- _Collected data_:
#####
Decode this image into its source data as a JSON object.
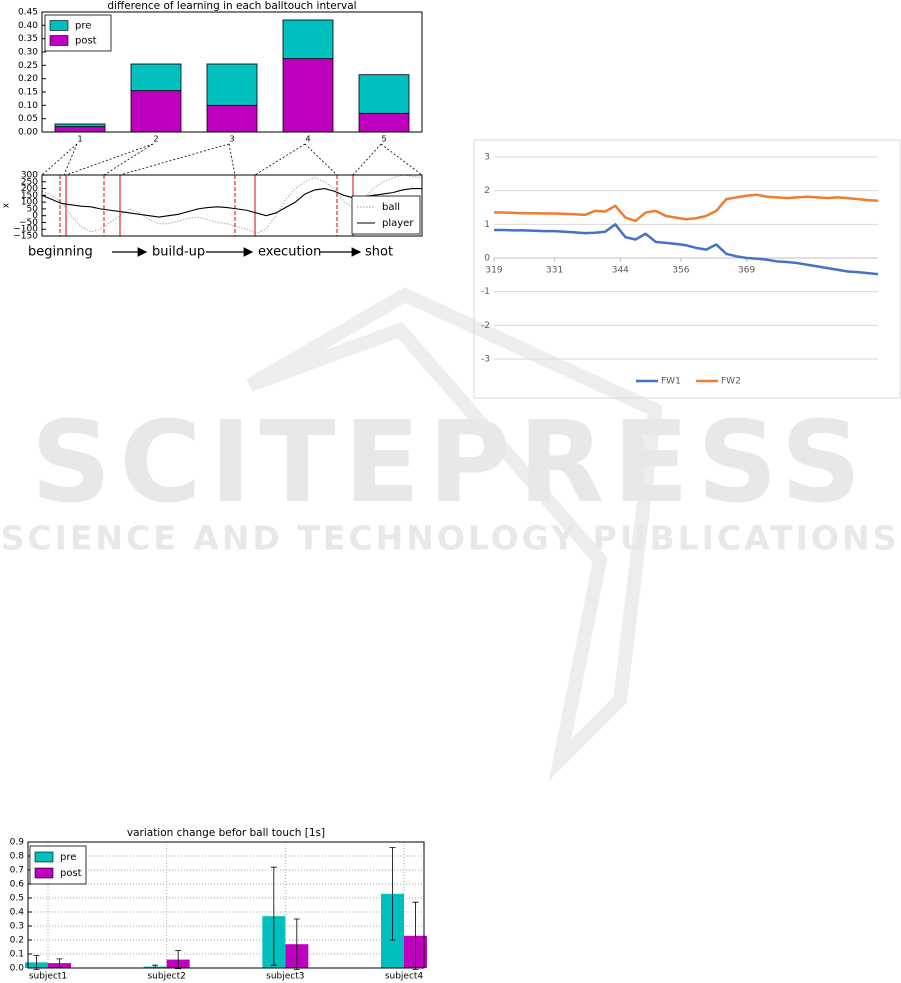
{
  "watermark": {
    "title": "SCITEPRESS",
    "subtitle": "SCIENCE AND TECHNOLOGY PUBLICATIONS"
  },
  "chart_data": [
    {
      "type": "stacked_bar",
      "title": "difference of learning in each balltouch interval",
      "categories": [
        "1",
        "2",
        "3",
        "4",
        "5"
      ],
      "series": [
        {
          "name": "pre",
          "color": "#00bfbf",
          "values": [
            0.01,
            0.1,
            0.155,
            0.145,
            0.145
          ]
        },
        {
          "name": "post",
          "color": "#bf00bf",
          "values": [
            0.02,
            0.155,
            0.1,
            0.275,
            0.07
          ]
        }
      ],
      "ylim": [
        0,
        0.45
      ],
      "yticks": [
        {
          "value": 0,
          "label": "0.00"
        },
        {
          "value": 0.05,
          "label": "0.05"
        },
        {
          "value": 0.1,
          "label": "0.10"
        },
        {
          "value": 0.15,
          "label": "0.15"
        },
        {
          "value": 0.2,
          "label": "0.20"
        },
        {
          "value": 0.25,
          "label": "0.25"
        },
        {
          "value": 0.3,
          "label": "0.30"
        },
        {
          "value": 0.35,
          "label": "0.35"
        },
        {
          "value": 0.4,
          "label": "0.40"
        },
        {
          "value": 0.45,
          "label": "0.45"
        }
      ],
      "legend": "upper left",
      "grid": false
    },
    {
      "type": "line",
      "y_label": "x",
      "series": [
        {
          "name": "ball",
          "color": "#999999",
          "values": [
            180,
            150,
            100,
            0,
            -80,
            -120,
            -100,
            -50,
            0,
            50,
            20,
            -30,
            -60,
            -60,
            -40,
            -20,
            -10,
            -30,
            -50,
            -60,
            -80,
            -100,
            -130,
            -100,
            0,
            120,
            200,
            250,
            280,
            250,
            200,
            100,
            60,
            120,
            200,
            250,
            280,
            300,
            290,
            280
          ]
        },
        {
          "name": "player",
          "color": "#000000",
          "values": [
            150,
            120,
            90,
            80,
            70,
            65,
            50,
            40,
            30,
            20,
            10,
            0,
            -10,
            0,
            10,
            30,
            50,
            60,
            65,
            60,
            50,
            40,
            20,
            0,
            20,
            60,
            100,
            160,
            190,
            200,
            180,
            150,
            130,
            140,
            150,
            160,
            170,
            190,
            200,
            200
          ]
        }
      ],
      "ylim": [
        -150,
        300
      ],
      "yticks": [
        {
          "value": 300,
          "label": "300"
        },
        {
          "value": 250,
          "label": "250"
        },
        {
          "value": 200,
          "label": "200"
        },
        {
          "value": 150,
          "label": "150"
        },
        {
          "value": 100,
          "label": "100"
        },
        {
          "value": 50,
          "label": "50"
        },
        {
          "value": 0,
          "label": "0"
        },
        {
          "value": -50,
          "label": "−50"
        },
        {
          "value": -100,
          "label": "−100"
        },
        {
          "value": -150,
          "label": "−150"
        }
      ],
      "legend": "lower right",
      "annotations": [
        "beginning",
        "build-up",
        "execution",
        "shot"
      ]
    },
    {
      "type": "line_xy",
      "x": [
        319,
        321,
        323,
        325,
        327,
        329,
        331,
        333,
        335,
        337,
        339,
        341,
        343,
        345,
        347,
        349,
        351,
        353,
        355,
        357,
        359,
        361,
        363,
        365,
        367,
        369,
        371,
        373,
        375,
        377,
        379,
        381,
        383,
        385,
        387,
        389,
        391,
        393,
        395
      ],
      "series": [
        {
          "name": "FW1",
          "color": "#4472c4",
          "values": [
            0.83,
            0.83,
            0.82,
            0.82,
            0.81,
            0.8,
            0.8,
            0.78,
            0.76,
            0.74,
            0.75,
            0.78,
            1.0,
            0.62,
            0.55,
            0.72,
            0.48,
            0.45,
            0.42,
            0.38,
            0.3,
            0.25,
            0.4,
            0.12,
            0.05,
            0,
            -0.02,
            -0.05,
            -0.1,
            -0.12,
            -0.15,
            -0.2,
            -0.25,
            -0.3,
            -0.35,
            -0.4,
            -0.42,
            -0.45,
            -0.48
          ]
        },
        {
          "name": "FW2",
          "color": "#ed7d31",
          "values": [
            1.35,
            1.35,
            1.34,
            1.33,
            1.33,
            1.32,
            1.32,
            1.31,
            1.3,
            1.28,
            1.4,
            1.38,
            1.55,
            1.2,
            1.1,
            1.35,
            1.4,
            1.25,
            1.2,
            1.15,
            1.18,
            1.25,
            1.4,
            1.75,
            1.8,
            1.85,
            1.88,
            1.82,
            1.8,
            1.78,
            1.8,
            1.82,
            1.8,
            1.78,
            1.8,
            1.78,
            1.75,
            1.72,
            1.7
          ]
        }
      ],
      "xlim": [
        319,
        395
      ],
      "xticks": [
        319,
        331,
        344,
        356,
        369
      ],
      "ylim": [
        -3,
        3
      ],
      "yticks": [
        3,
        2,
        1,
        0,
        -1,
        -2,
        -3
      ],
      "legend": "bottom",
      "grid": true
    },
    {
      "type": "grouped_bar",
      "title": "variation change befor ball touch [1s]",
      "categories": [
        "subject1",
        "subject2",
        "subject3",
        "subject4"
      ],
      "series": [
        {
          "name": "pre",
          "color": "#00bfbf",
          "values": [
            0.04,
            0.01,
            0.37,
            0.53
          ],
          "errors": [
            0.05,
            0.01,
            0.35,
            0.33
          ]
        },
        {
          "name": "post",
          "color": "#bf00bf",
          "values": [
            0.035,
            0.06,
            0.17,
            0.23
          ],
          "errors": [
            0.03,
            0.065,
            0.18,
            0.24
          ]
        }
      ],
      "ylim": [
        0,
        0.9
      ],
      "yticks": [
        {
          "value": 0,
          "label": "0.0"
        },
        {
          "value": 0.1,
          "label": "0.1"
        },
        {
          "value": 0.2,
          "label": "0.2"
        },
        {
          "value": 0.3,
          "label": "0.3"
        },
        {
          "value": 0.4,
          "label": "0.4"
        },
        {
          "value": 0.5,
          "label": "0.5"
        },
        {
          "value": 0.6,
          "label": "0.6"
        },
        {
          "value": 0.7,
          "label": "0.7"
        },
        {
          "value": 0.8,
          "label": "0.8"
        },
        {
          "value": 0.9,
          "label": "0.9"
        }
      ],
      "legend": "upper left",
      "grid": true
    }
  ]
}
#####
- _PROBLEM TO SOLVE_: State the number of lines in the records that include "color", and write nothing else.

- _WRITTEN SOLUTION_: 8